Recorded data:
--- BEGIN ---

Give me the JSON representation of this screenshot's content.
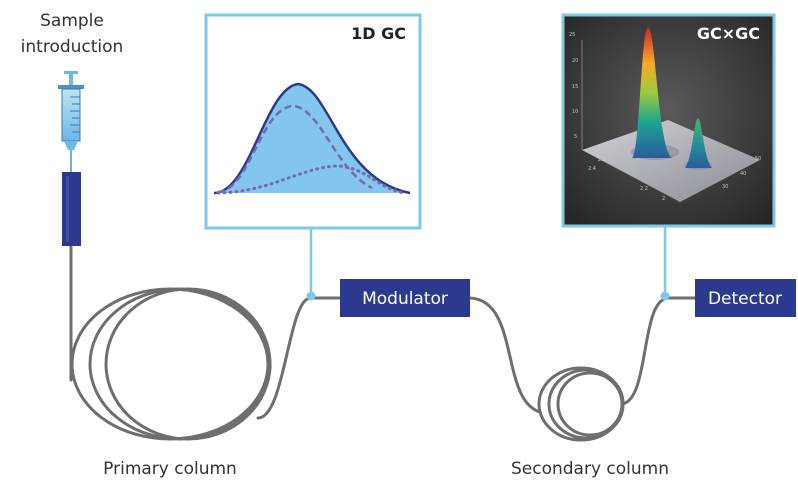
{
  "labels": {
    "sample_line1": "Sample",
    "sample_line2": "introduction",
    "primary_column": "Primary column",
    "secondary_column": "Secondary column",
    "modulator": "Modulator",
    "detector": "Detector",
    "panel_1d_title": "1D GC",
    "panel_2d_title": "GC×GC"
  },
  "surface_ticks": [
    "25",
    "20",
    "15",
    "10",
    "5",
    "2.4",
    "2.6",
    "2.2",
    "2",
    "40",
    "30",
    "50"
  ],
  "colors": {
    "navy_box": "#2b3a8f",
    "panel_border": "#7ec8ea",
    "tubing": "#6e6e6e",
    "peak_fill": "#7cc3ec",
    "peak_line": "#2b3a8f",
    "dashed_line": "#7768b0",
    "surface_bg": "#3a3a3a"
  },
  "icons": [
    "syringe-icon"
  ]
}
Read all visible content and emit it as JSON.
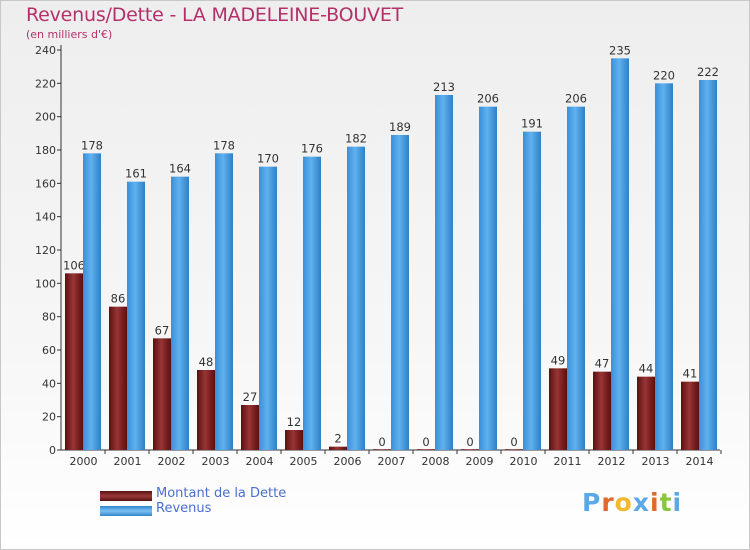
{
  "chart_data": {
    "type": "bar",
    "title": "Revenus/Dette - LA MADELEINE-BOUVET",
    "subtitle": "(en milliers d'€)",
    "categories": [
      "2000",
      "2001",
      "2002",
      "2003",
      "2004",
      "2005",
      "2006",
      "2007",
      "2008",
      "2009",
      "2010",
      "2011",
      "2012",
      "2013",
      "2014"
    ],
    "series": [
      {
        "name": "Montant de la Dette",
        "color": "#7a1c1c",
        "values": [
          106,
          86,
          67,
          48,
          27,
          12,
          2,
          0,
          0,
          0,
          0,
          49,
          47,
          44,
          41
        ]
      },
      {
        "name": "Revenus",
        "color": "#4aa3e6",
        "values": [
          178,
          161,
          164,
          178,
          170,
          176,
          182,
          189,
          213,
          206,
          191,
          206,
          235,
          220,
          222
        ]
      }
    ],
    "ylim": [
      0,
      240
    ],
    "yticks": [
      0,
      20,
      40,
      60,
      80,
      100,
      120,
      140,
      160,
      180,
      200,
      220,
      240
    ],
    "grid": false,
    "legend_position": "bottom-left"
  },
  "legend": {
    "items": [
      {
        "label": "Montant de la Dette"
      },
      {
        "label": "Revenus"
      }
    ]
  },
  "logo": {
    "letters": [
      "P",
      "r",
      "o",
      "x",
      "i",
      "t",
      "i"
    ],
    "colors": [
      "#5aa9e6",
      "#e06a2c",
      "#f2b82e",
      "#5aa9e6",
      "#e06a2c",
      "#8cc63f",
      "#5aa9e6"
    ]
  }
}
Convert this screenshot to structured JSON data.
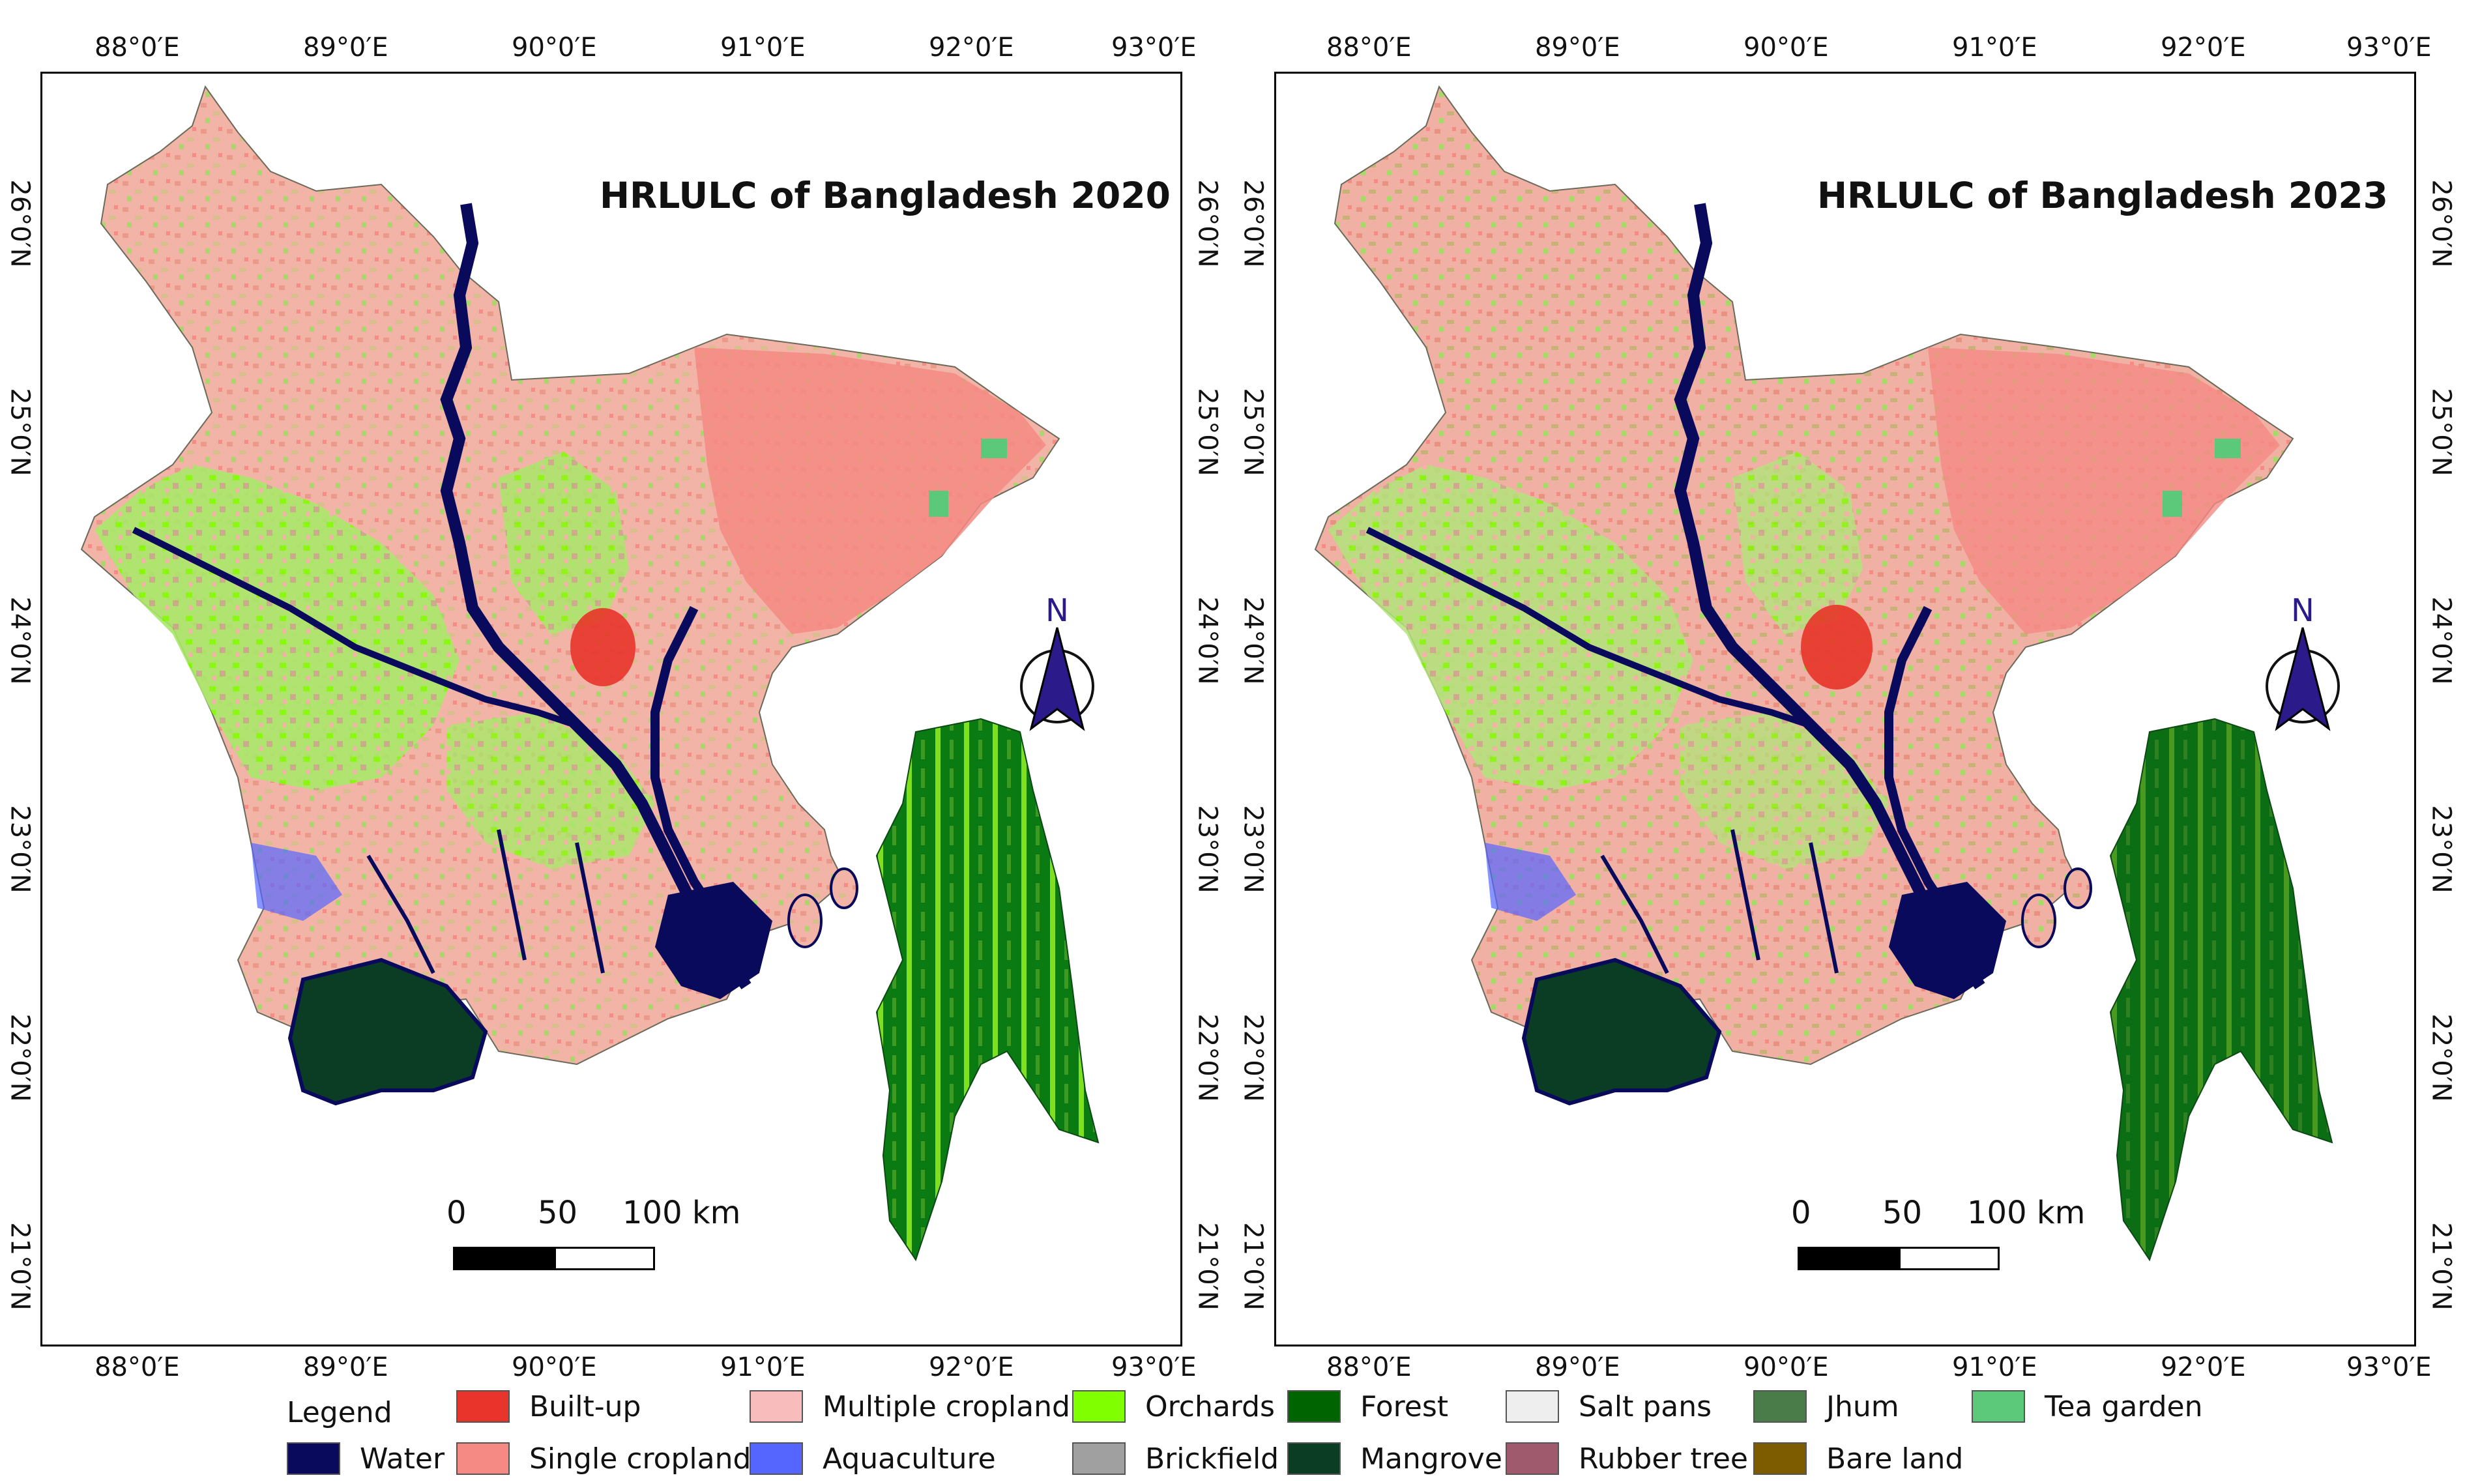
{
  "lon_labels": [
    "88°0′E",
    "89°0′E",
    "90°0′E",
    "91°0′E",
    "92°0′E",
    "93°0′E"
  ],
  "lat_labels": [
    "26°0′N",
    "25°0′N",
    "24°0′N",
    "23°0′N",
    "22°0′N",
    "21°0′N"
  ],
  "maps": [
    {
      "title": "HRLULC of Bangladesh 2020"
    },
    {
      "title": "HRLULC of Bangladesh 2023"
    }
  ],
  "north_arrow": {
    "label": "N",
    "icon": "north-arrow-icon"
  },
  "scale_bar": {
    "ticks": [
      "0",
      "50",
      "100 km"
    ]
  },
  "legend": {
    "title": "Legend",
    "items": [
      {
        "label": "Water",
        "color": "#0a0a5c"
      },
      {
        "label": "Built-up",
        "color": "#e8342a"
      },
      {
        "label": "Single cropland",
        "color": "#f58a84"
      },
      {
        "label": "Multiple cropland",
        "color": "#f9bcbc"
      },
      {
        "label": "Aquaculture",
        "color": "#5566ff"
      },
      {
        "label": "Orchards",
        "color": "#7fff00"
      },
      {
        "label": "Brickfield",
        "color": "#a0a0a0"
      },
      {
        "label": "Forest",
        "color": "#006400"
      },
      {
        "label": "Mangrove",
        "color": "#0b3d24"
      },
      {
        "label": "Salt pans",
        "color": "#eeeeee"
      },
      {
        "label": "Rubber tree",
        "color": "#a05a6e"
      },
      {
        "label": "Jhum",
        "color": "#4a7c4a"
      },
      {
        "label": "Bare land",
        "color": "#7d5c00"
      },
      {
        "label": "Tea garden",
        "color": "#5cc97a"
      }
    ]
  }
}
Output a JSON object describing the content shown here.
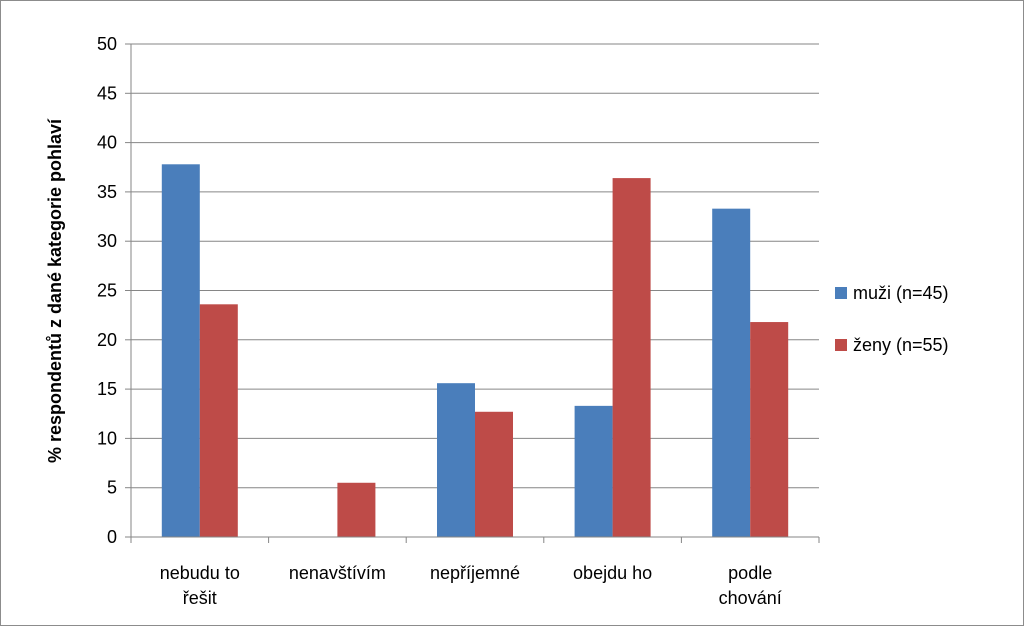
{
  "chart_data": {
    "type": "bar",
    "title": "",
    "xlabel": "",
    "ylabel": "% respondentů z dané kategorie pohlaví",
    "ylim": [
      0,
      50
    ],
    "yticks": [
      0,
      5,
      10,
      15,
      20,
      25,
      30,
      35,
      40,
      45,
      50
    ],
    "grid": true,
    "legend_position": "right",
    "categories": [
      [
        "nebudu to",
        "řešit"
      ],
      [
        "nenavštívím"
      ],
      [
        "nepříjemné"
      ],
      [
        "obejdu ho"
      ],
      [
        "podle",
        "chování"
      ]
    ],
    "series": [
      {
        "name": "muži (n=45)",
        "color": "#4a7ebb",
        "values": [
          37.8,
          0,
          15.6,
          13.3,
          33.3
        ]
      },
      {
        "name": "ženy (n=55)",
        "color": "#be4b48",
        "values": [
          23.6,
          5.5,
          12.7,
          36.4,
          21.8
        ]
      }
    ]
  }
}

--- END ---

[Directive] Copy each line in full and exactly, omitting any picture.

[Task result]
Give me the JSON representation of this screenshot's content.
{
  "labels": {
    "sample_line1": "Sample",
    "sample_line2": "introduction",
    "primary_column": "Primary column",
    "secondary_column": "Secondary column",
    "modulator": "Modulator",
    "detector": "Detector",
    "panel_1d_title": "1D GC",
    "panel_2d_title": "GC×GC"
  },
  "surface_ticks": [
    "25",
    "20",
    "15",
    "10",
    "5",
    "2.4",
    "2.6",
    "2.2",
    "2",
    "40",
    "30",
    "50"
  ],
  "colors": {
    "navy_box": "#2b3a8f",
    "panel_border": "#7ec8ea",
    "tubing": "#6e6e6e",
    "peak_fill": "#7cc3ec",
    "peak_line": "#2b3a8f",
    "dashed_line": "#7768b0",
    "surface_bg": "#3a3a3a"
  },
  "icons": [
    "syringe-icon"
  ]
}
Read all visible content and emit it as JSON.
{
  "chart_data": {
    "type": "bar",
    "title": "Revenus/Dette - LA MADELEINE-BOUVET",
    "subtitle": "(en milliers d'€)",
    "categories": [
      "2000",
      "2001",
      "2002",
      "2003",
      "2004",
      "2005",
      "2006",
      "2007",
      "2008",
      "2009",
      "2010",
      "2011",
      "2012",
      "2013",
      "2014"
    ],
    "series": [
      {
        "name": "Montant de la Dette",
        "color": "#7a1c1c",
        "values": [
          106,
          86,
          67,
          48,
          27,
          12,
          2,
          0,
          0,
          0,
          0,
          49,
          47,
          44,
          41
        ]
      },
      {
        "name": "Revenus",
        "color": "#4aa3e6",
        "values": [
          178,
          161,
          164,
          178,
          170,
          176,
          182,
          189,
          213,
          206,
          191,
          206,
          235,
          220,
          222
        ]
      }
    ],
    "ylim": [
      0,
      240
    ],
    "yticks": [
      0,
      20,
      40,
      60,
      80,
      100,
      120,
      140,
      160,
      180,
      200,
      220,
      240
    ],
    "grid": false,
    "legend_position": "bottom-left"
  },
  "legend": {
    "items": [
      {
        "label": "Montant de la Dette"
      },
      {
        "label": "Revenus"
      }
    ]
  },
  "logo": {
    "letters": [
      "P",
      "r",
      "o",
      "x",
      "i",
      "t",
      "i"
    ],
    "colors": [
      "#5aa9e6",
      "#e06a2c",
      "#f2b82e",
      "#5aa9e6",
      "#e06a2c",
      "#8cc63f",
      "#5aa9e6"
    ]
  }
}
Convert this screenshot to structured JSON data.
{
  "lon_labels": [
    "88°0′E",
    "89°0′E",
    "90°0′E",
    "91°0′E",
    "92°0′E",
    "93°0′E"
  ],
  "lat_labels": [
    "26°0′N",
    "25°0′N",
    "24°0′N",
    "23°0′N",
    "22°0′N",
    "21°0′N"
  ],
  "maps": [
    {
      "title": "HRLULC of Bangladesh 2020"
    },
    {
      "title": "HRLULC of Bangladesh 2023"
    }
  ],
  "north_arrow": {
    "label": "N",
    "icon": "north-arrow-icon"
  },
  "scale_bar": {
    "ticks": [
      "0",
      "50",
      "100 km"
    ]
  },
  "legend": {
    "title": "Legend",
    "items": [
      {
        "label": "Water",
        "color": "#0a0a5c"
      },
      {
        "label": "Built-up",
        "color": "#e8342a"
      },
      {
        "label": "Single cropland",
        "color": "#f58a84"
      },
      {
        "label": "Multiple cropland",
        "color": "#f9bcbc"
      },
      {
        "label": "Aquaculture",
        "color": "#5566ff"
      },
      {
        "label": "Orchards",
        "color": "#7fff00"
      },
      {
        "label": "Brickfield",
        "color": "#a0a0a0"
      },
      {
        "label": "Forest",
        "color": "#006400"
      },
      {
        "label": "Mangrove",
        "color": "#0b3d24"
      },
      {
        "label": "Salt pans",
        "color": "#eeeeee"
      },
      {
        "label": "Rubber tree",
        "color": "#a05a6e"
      },
      {
        "label": "Jhum",
        "color": "#4a7c4a"
      },
      {
        "label": "Bare land",
        "color": "#7d5c00"
      },
      {
        "label": "Tea garden",
        "color": "#5cc97a"
      }
    ]
  }
}
Output a JSON object describing the content shown here.
{
  "chart_data": {
    "type": "bar",
    "title": "",
    "xlabel": "",
    "ylabel": "% respondentů z dané kategorie pohlaví",
    "ylim": [
      0,
      50
    ],
    "yticks": [
      0,
      5,
      10,
      15,
      20,
      25,
      30,
      35,
      40,
      45,
      50
    ],
    "grid": true,
    "legend_position": "right",
    "categories": [
      [
        "nebudu to",
        "řešit"
      ],
      [
        "nenavštívím"
      ],
      [
        "nepříjemné"
      ],
      [
        "obejdu ho"
      ],
      [
        "podle",
        "chování"
      ]
    ],
    "series": [
      {
        "name": "muži (n=45)",
        "color": "#4a7ebb",
        "values": [
          37.8,
          0,
          15.6,
          13.3,
          33.3
        ]
      },
      {
        "name": "ženy (n=55)",
        "color": "#be4b48",
        "values": [
          23.6,
          5.5,
          12.7,
          36.4,
          21.8
        ]
      }
    ]
  }
}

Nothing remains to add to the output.